> [Goal of the exercise] Write the records out again, keeping each line exactly as it is.

Saved data entries:
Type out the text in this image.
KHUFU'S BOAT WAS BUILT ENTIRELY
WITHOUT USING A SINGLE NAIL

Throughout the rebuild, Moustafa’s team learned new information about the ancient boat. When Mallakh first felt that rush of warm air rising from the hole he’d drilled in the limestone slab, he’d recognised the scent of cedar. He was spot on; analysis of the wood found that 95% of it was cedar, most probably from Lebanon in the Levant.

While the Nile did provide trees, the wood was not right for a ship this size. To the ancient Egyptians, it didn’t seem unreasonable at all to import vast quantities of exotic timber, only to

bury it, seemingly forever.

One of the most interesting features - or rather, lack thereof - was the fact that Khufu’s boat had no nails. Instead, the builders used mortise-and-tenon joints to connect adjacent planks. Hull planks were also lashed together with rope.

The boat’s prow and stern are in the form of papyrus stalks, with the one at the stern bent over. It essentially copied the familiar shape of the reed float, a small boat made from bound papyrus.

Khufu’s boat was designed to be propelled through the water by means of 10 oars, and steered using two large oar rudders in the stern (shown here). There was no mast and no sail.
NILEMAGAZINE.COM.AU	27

> [Exercise result]
Type out the text in this image.
KHUFU'S BOAT WAS BUILT ENTIRELY
WITHOUT USING A SINGLE NAIL

Throughout the rebuild, Moustafa’s team learned new information about the ancient boat. When Mallakh first felt that rush of warm air rising from the hole he’d drilled in the limestone slab, he’d recognised the scent of cedar. He was spot on; analysis of the wood found that 95% of it was cedar, most probably from Lebanon in the Levant.

While the Nile did provide trees, the wood was not right for a ship this size. To the ancient Egyptians, it didn’t seem unreasonable at all to import vast quantities of exotic timber, only to

bury it, seemingly forever.

One of the most interesting features - or rather, lack thereof - was the fact that Khufu’s boat had no nails. Instead, the builders used mortise-and-tenon joints to connect adjacent planks. Hull planks were also lashed together with rope.

The boat’s prow and stern are in the form of papyrus stalks, with the one at the stern bent over. It essentially copied the familiar shape of the reed float, a small boat made from bound papyrus.

Khufu’s boat was designed to be propelled through the water by means of 10 oars, and steered using two large oar rudders in the stern (shown here). There was no mast and no sail.
NILEMAGAZINE.COM.AU	27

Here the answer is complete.